EXERCISE SET:
1. Repeat word for word the passage of the piece about the chef Yamamoto, starting at "Interestingly, lion is" and ending at "vigorously defends himself.".
2. Answer these from the piece about the chef Yamamoto:
(a) In what city and state is PETA's national office?
(b) What pro-hunting organization does the piece name?
(c) Whose carcasses does the writer say Yamamoto cannot have acquired legally?
3. Pick up the piece about the chef Yamamoto after its final sentence and keep writing.

━━ EXTRACT PROVIDED

Interestingly, lion is another of those creatures that can be hunted, if done so on African reserves. Elephant, too, is in a similar category. But there are a number of carcasses in this illicit icebox that Yamamoto cannot have acquired legally, like those of the gorilla. When I challenge Yamamoto about the ethics of hunting and eating such magnificent creatures, especially ones threatened with extinction, the globetrotting gourmet vigorously defends himself.

"I am, how you say, environmentalist," he insists. "American eat so many cow, pig, lamb, chicken. Raise on farm, fill with antibiotic, slaughter like in Holocaust. Then process meat so it have no taste, and fill with chemical. I don't do this. I hunt one by one, like American Indian. Use whole animal from wild. Everything very natural. Game better for you. More healthy.

"People from PETA, how you say -- retards?" continues the chef. "Hunting is very ethical, yes. PETA want everyone vegetarian. But if everyone vegetarian, world have too many animal, and animal eat human. What you want? Human die or animal die?"

Yamamoto has a point. PETA does seem extreme in its dictates at times. I called PETA's national office in Norfolk, Virginia, to get its response to the chef's statement, but never received a call back from its representative. E-mails to its preachy Web site at www.PETA.com also garnered no reply.

Not that everyone can afford to eat like Yamamoto's clients, but if we could, the processed meat in our diet would be replaced by leaner wild game flesh. And according to both the FDA and private pro-hunting organizations such as Hunting for Tomorrow (www.huntingfortomorrow.com), game offers better-tasting viands that are lower in saturated fat and calories, but higher in content of EPA, or eicosapentaenoic acid, and omega 3 fatty acid, believed to reduce hardening of the arteries and the likelihood of strokes.

Yet in spite of such health benefits and Yamamoto's obvious genius for preparing such super-exotic fare, his methods are unlawful, distasteful, excessive, and, at times, leave you wondering about the chef's sanity.

━━━━
━━ RECORDS SHOWN

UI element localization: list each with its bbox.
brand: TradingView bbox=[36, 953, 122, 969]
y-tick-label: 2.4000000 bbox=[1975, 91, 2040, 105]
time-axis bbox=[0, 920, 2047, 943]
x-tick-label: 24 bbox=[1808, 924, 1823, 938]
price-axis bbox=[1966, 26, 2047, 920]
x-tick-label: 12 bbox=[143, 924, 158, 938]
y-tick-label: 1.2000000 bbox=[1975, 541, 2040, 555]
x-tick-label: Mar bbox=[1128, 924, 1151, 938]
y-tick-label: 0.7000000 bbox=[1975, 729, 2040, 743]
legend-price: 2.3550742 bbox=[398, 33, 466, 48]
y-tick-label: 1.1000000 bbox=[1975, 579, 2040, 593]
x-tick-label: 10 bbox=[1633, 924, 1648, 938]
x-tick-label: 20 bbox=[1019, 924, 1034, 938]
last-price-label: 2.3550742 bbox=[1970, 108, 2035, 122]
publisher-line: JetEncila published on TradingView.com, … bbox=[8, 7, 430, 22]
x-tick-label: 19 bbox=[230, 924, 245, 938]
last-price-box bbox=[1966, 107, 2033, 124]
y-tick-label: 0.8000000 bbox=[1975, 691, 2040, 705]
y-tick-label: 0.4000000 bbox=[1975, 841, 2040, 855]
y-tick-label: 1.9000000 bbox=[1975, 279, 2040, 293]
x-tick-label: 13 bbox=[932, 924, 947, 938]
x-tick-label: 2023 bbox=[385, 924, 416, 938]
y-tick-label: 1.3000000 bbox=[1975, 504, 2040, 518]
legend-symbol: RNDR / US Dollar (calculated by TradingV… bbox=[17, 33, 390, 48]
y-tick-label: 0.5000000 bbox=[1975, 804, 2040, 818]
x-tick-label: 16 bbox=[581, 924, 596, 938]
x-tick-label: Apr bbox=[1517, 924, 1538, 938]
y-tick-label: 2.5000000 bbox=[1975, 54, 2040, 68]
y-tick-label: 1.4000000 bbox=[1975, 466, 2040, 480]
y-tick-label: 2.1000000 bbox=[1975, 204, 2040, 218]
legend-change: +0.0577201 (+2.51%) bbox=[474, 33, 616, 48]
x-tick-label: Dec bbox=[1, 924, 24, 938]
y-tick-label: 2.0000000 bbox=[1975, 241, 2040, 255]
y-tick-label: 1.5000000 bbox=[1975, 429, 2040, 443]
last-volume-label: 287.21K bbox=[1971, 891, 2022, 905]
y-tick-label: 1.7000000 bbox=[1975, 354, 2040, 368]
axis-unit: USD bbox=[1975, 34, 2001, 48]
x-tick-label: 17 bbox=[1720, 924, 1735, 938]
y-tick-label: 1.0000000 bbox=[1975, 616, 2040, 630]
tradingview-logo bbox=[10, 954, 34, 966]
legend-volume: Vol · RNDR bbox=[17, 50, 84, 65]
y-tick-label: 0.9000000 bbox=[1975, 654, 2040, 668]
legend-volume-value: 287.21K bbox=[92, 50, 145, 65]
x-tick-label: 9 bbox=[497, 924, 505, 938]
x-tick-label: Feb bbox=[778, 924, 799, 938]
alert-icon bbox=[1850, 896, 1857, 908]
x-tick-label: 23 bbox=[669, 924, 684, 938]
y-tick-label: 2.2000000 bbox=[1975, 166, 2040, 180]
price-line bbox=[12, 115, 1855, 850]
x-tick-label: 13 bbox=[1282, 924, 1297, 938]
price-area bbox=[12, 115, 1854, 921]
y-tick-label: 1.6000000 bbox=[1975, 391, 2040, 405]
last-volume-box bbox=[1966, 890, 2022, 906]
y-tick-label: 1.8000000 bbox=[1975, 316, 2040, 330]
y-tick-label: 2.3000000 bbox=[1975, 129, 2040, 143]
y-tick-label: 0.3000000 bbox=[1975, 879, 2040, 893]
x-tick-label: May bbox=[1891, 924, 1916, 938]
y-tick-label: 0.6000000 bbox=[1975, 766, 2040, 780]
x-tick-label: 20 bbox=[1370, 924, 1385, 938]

━━━━

EXPECTED RESPONSES:
1.
Interestingly, lion is another of those creatures that can be hunted, if done so on African reserves. Elephant, too, is in a similar category. But there are a number of carcasses in this illicit icebox that Yamamoto cannot have acquired legally, like those of the gorilla. When I challenge Yamamoto about the ethics of hunting and eating such magnificent creatures, especially ones threatened with extinction, the globetrotting gourmet vigorously defends himself.

2.
(a) Norfolk, Virginia
(b) Hunting for Tomorrow
(c) The gorilla's

3.
In defiance of Arizona state law, Yamamoto regularly chain-saws old-growth saguaros, both on private and public property, for the Southwestern salads like the one he served for my meal at the Wrigley Mansion. This I know because I've witnessed him do it, taking down what may have been a century-old cactus, to judge from its thickness. When I query him about the Special Enforcement Division of the Arizona Department of Agriculture that exists solely to apprehend saguaro poachers, or about saguaro conservationists who would regard him as a deranged vandal, Yamamoto scoffs at the idea that saguaros require this sort of protection.



"There are so many saguaro out there," he snorts. "Go look in desert. You cannot count them, there are so many. Is only plant. Why you care so much about plant? That stupid. Arizona have cactus police force. Waste of tax money."

Then there's the way Yamamoto obtained spider monkeys and sea lions.

"The Phoenix zoo have lot of monkey," shrugs Yamamoto. "Sometime they lose one. Maybe they think it escape. Maybe they should pay their employee better. For guard on night shift, $500 is lot of money. Same for sea lion at SeaWorld. If sea lion not perform in show, sea lion go bye-bye."

If the employees he's bribed at SeaWorld can't come through for him on the sea lion tip, Yamamoto always has the fallback of driving up to San Francisco's Pier 39 with a refrigerated truck, waiting until the wee hours of morning with two assistants, and plugging a sea lion in the skull using a night-vision laser-scope, and a silencer on his high-powered rifle. The sea lions are wild, and come and go as they please from the docks. According to the Marine Mammal center in Sausalito, California, an organization dedicated to the rescue and study of sea mammals, the high count of sea lions at Pier 39 was 1,139 on September 3, 2001. With those kinds of numbers, it's easy to see how one fewer sea lion perched on the Frisco docks is not missed. Like whales, dolphins, manatees, and other aquatic mammals, sea lions are protected under the Marine Mammal Protection Act of 1972. But that doesn't stop Yamamoto, who prizes sea lions for their blubber-bound musculature, which he asserts makes for the ultimate in pot roasts.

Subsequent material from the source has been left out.